→ **Requirements**: Copy every line that holds "throat".

Source records
************

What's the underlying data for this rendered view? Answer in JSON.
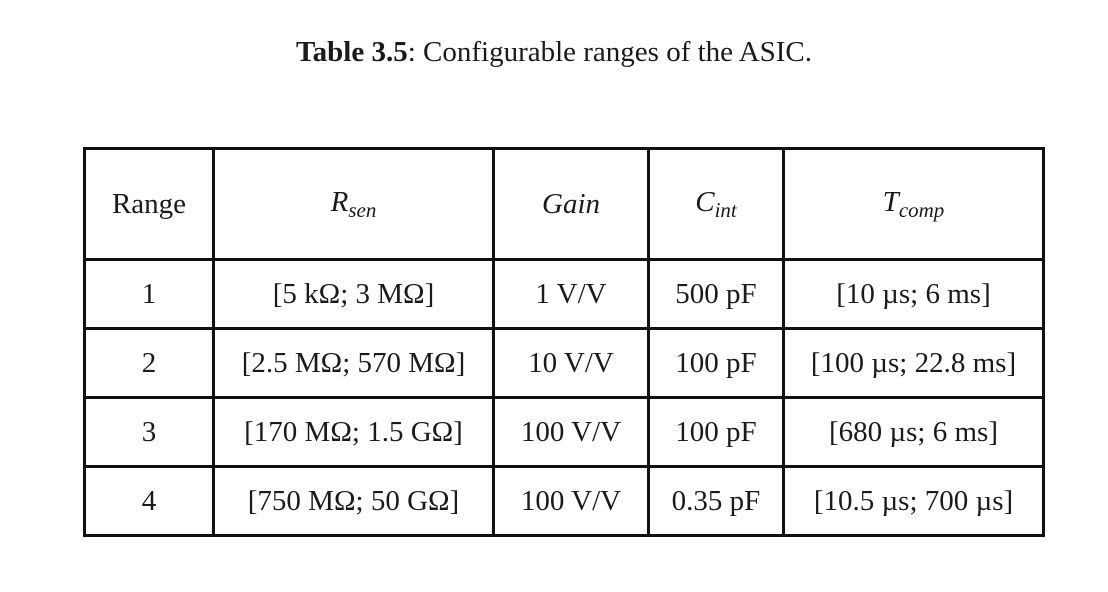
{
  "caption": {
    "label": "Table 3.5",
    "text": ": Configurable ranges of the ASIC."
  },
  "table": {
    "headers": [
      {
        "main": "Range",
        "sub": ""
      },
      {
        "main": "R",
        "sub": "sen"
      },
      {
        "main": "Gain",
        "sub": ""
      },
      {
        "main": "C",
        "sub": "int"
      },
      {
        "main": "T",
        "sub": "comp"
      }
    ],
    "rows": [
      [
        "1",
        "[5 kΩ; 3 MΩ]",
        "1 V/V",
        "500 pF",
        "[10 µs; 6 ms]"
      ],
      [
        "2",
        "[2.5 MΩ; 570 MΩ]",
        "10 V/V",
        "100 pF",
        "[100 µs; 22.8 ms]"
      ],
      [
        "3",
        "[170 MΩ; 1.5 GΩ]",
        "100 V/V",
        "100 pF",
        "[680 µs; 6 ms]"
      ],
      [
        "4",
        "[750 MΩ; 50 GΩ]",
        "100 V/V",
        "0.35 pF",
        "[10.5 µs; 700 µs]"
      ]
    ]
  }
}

************

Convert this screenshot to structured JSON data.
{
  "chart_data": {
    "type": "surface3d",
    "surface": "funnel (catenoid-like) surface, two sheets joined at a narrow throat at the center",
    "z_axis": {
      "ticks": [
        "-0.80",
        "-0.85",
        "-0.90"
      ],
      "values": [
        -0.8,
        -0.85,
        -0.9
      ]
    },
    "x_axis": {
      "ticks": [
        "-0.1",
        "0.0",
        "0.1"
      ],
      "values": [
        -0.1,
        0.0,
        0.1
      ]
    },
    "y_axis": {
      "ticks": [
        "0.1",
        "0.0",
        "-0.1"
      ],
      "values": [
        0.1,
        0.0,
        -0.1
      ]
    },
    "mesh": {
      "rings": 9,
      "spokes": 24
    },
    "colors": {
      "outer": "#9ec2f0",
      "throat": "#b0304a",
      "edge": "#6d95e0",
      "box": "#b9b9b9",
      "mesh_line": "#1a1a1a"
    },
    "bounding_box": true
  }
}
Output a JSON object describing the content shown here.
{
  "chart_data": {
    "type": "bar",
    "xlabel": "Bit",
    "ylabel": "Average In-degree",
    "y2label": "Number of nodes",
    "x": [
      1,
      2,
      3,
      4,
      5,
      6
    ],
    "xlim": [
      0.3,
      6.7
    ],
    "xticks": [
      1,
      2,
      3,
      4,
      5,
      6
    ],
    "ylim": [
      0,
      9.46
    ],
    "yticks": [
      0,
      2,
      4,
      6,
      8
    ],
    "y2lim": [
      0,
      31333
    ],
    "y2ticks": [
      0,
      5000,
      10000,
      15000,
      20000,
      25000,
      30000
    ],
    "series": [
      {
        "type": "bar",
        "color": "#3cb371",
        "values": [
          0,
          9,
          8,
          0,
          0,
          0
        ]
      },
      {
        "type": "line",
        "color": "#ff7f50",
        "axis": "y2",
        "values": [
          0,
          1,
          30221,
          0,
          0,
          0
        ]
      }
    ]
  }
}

************

→ **Task result**:
    "surface": "funnel (catenoid-like) surface, two sheets joined at a narrow throat at the center",
      "throat": "#b0304a",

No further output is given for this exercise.